DO THIS
What lines of the data hold the string "icon"? Pull each one out.

:: EXTRACTED MATERIAL ::

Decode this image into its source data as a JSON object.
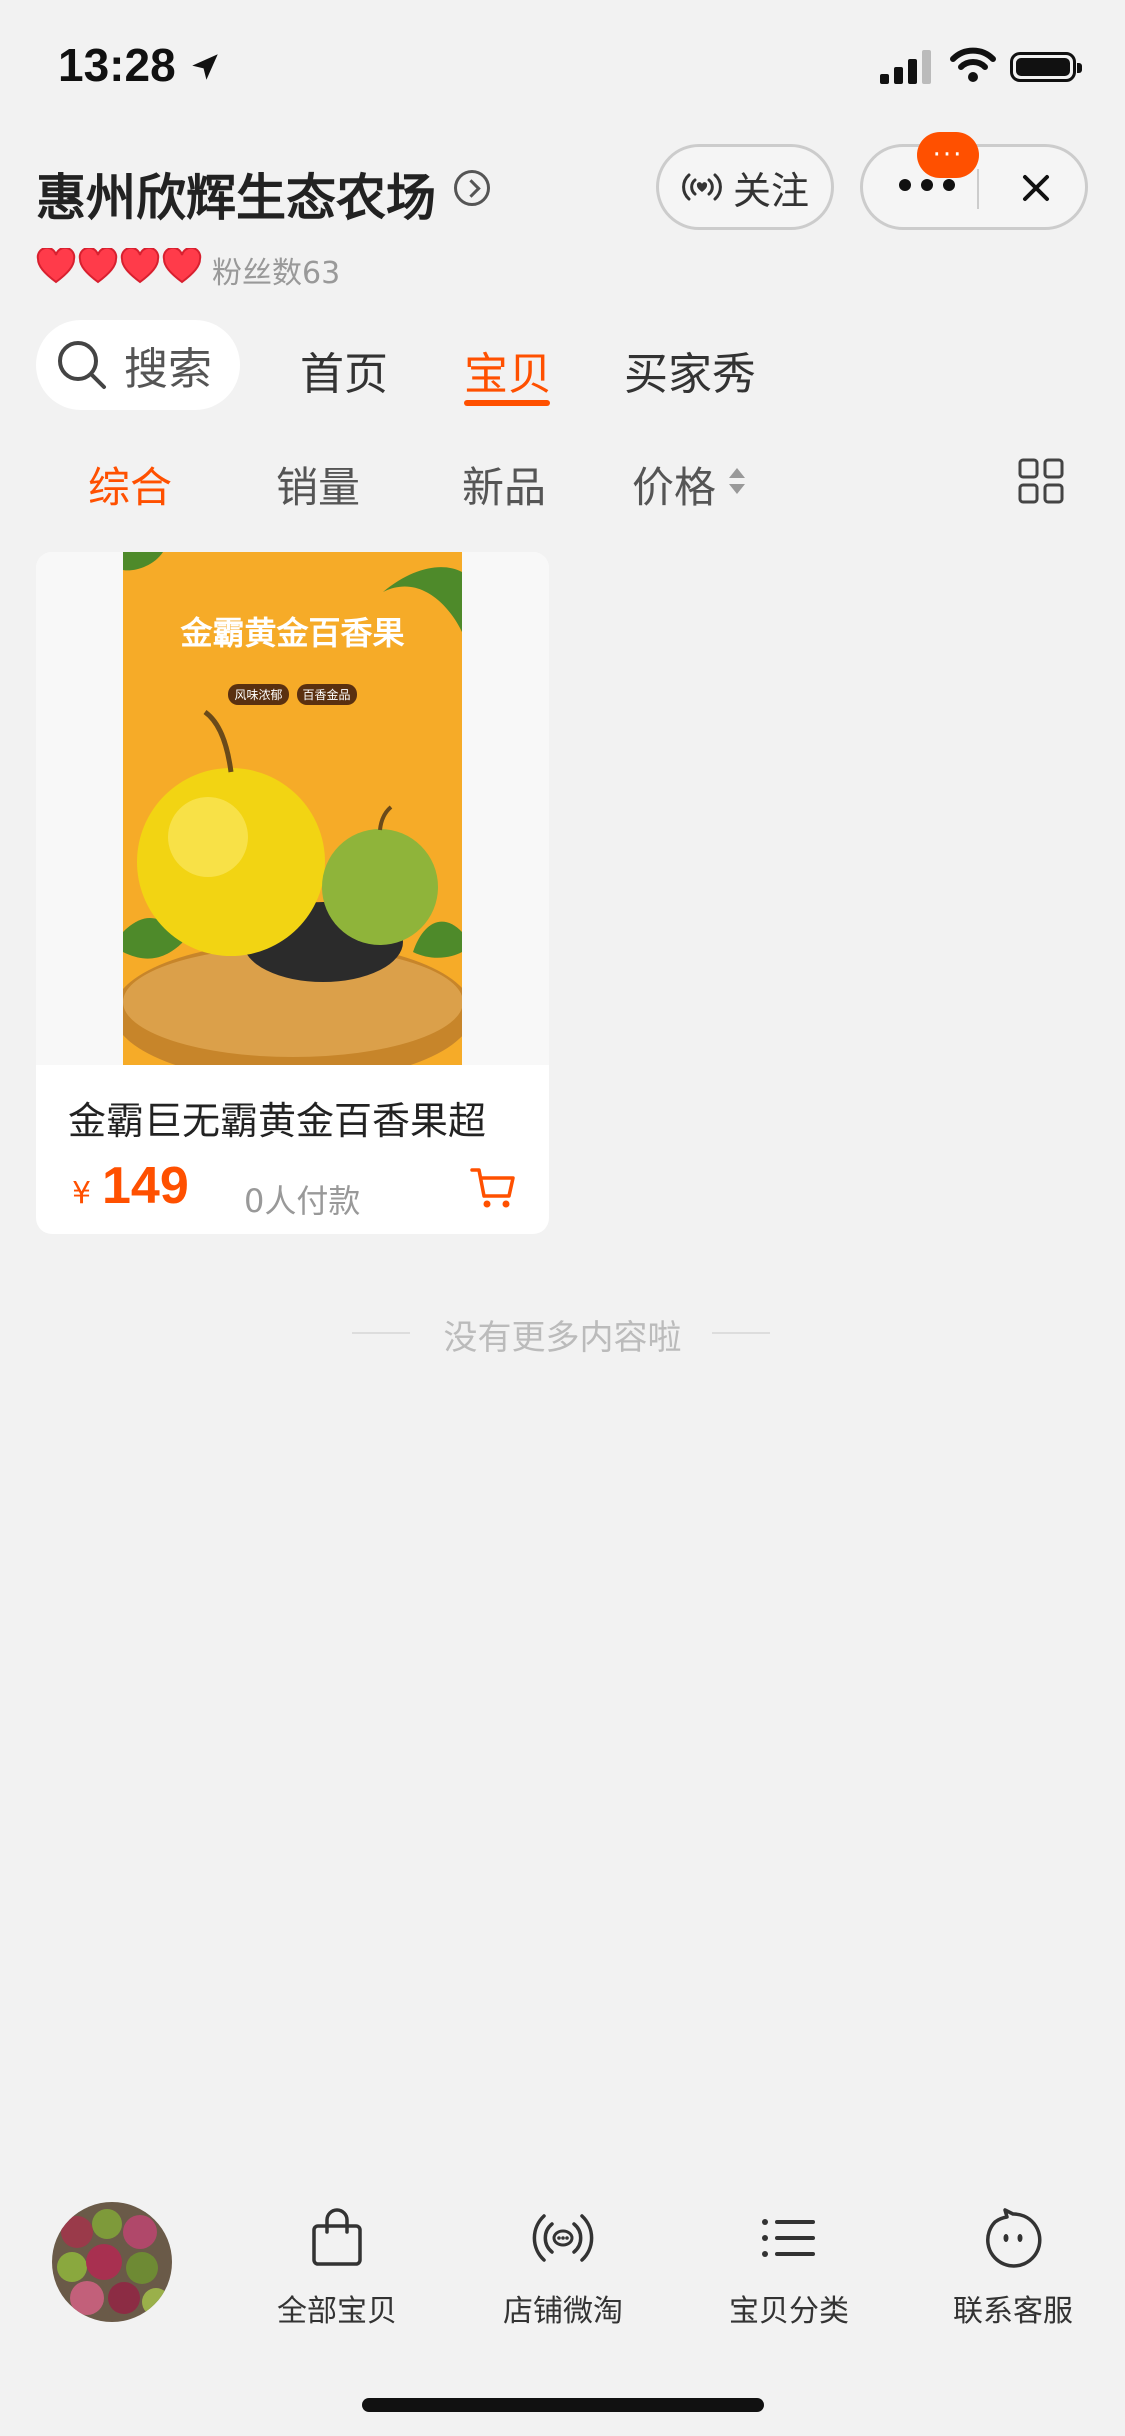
{
  "status_bar": {
    "time": "13:28"
  },
  "shop": {
    "name": "惠州欣辉生态农场",
    "fans_label": "粉丝数63",
    "follow_label": "关注",
    "notify_badge": "···"
  },
  "tabs": {
    "search_label": "搜索",
    "items": [
      "首页",
      "宝贝",
      "买家秀"
    ],
    "active": "宝贝"
  },
  "sort": {
    "items": [
      "综合",
      "销量",
      "新品",
      "价格"
    ],
    "active": "综合"
  },
  "product": {
    "title": "金霸巨无霸黄金百香果超",
    "currency": "¥",
    "price": "149",
    "paid_count": "0人付款",
    "poster_title": "金霸黄金百香果",
    "poster_tags": [
      "风味浓郁",
      "百香金品"
    ]
  },
  "list_end_text": "没有更多内容啦",
  "bottom_nav": {
    "items": [
      {
        "label": "全部宝贝",
        "icon": "shopping-bag-icon"
      },
      {
        "label": "店铺微淘",
        "icon": "broadcast-icon"
      },
      {
        "label": "宝贝分类",
        "icon": "list-icon"
      },
      {
        "label": "联系客服",
        "icon": "customer-service-icon"
      }
    ]
  },
  "colors": {
    "accent": "#ff5000",
    "background": "#f2f2f2"
  }
}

:::

PROBLEM SOLUTION
        "icon": "shopping-bag-icon"
        "icon": "broadcast-icon"
        "icon": "list-icon"
        "icon": "customer-service-icon"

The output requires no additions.